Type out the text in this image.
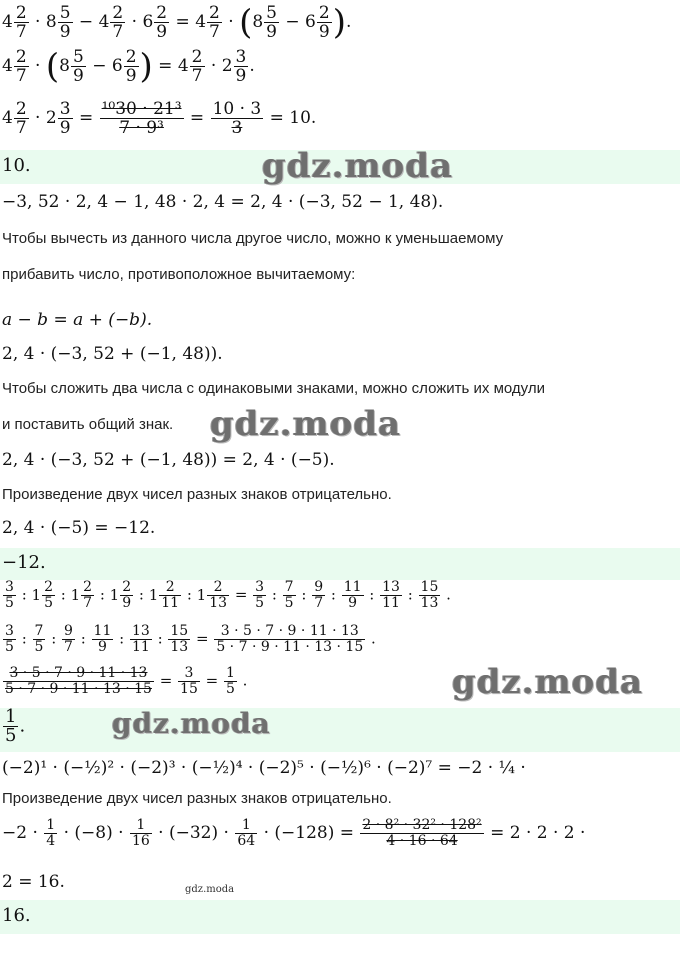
$4 \frac{2}{7} \cdot 8 \frac{5}{9} - 4 \frac{2}{7} \cdot 6 \frac{2}{9} = 4 \frac{2}{7} \cdot (8 \frac{5}{9} - 6 \frac{2}{9}$ ).
$4 \frac{2}{7} \cdot (8 \frac{5}{9} - 6 \frac{2}{9}$ ) = $4 \frac{2}{7} \cdot 2 \frac{3}{9}$ .
$4 \frac{2}{7} \cdot 2 \frac{3}{9} = \frac{\text{¹⁰30 · 21³}}{\text{7 · 9³}} = \frac{10 \cdot 3}{3} = 10$.
10.	gdz.moda
−3, 52 · 2, 4 − 1, 48 · 2, 4 = 2, 4 · (−3, 52 − 1, 48).
Чтобы вычесть из данного числа другое число, можно к уменьшаемому
прибавить число, противоположное вычитаемому:
a − b = a + (−b).
2, 4 · (−3, 52 + (−1, 48)).
Чтобы сложить два числа с одинаковыми знаками, можно сложить их модули
и поставить общий знак. gdz.moda
2, 4 · (−3, 52 + (−1, 48)) = 2, 4 · (−5).
Произведение двух чисел разных знаков отрицательно.
2, 4 · (−5) = −12.
−12.
$\frac{3}{5}$ : $1 \frac{2}{5}$ : $1 \frac{2}{7}$ : $1 \frac{2}{9}$ : $1 \frac{2}{11}$ : $1 \frac{2}{13} = \frac{3}{5}$ : $\frac{7}{5}$ : $\frac{9}{7}$ : $\frac{11}{9}$ : $\frac{13}{11}$ : $\frac{15}{13}$ .
$\frac{3}{5}$ : $\frac{7}{5}$ : $\frac{9}{7}$ : $\frac{11}{9}$ : $\frac{13}{11}$ : $\frac{15}{13} = \frac{3 \cdot 5 \cdot 7 \cdot 9 \cdot 11 \cdot 13}{5 \cdot 7 \cdot 9 \cdot 11 \cdot 13 \cdot 15}$ .
$\frac{3 \cdot 5 \cdot 7 \cdot 9 \cdot 11 \cdot 13}{5 \cdot 7 \cdot 9 \cdot 11 \cdot 13 \cdot 15} = \frac{3}{15} = \frac{1}{5}$ .	gdz.moda
$\frac{1}{5}$ .	gdz.moda
(−2)¹ · (−½)² · (−2)³ · (−½)⁴ · (−2)⁵ · (−½)⁶ · (−2)⁷ = −2 · ¼ ·
Произведение двух чисел разных знаков отрицательно.
$-2 \cdot \frac{1}{4} \cdot (-8) \cdot \frac{1}{16} \cdot (-32) \cdot \frac{1}{64} \cdot (-128) = \frac{\text{2 · 8² · 32² · 128²}}{4 \cdot 16 \cdot 64} = 2 \cdot 2 \cdot 2$ ·
2 = 16.	gdz.moda
16.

⁂

## What needs to be done
Return every line above in which the string "можно" occurs.

## Completed exercise
Чтобы вычесть из данного числа другое число, можно к уменьшаемому
Чтобы сложить два числа с одинаковыми знаками, можно сложить их модули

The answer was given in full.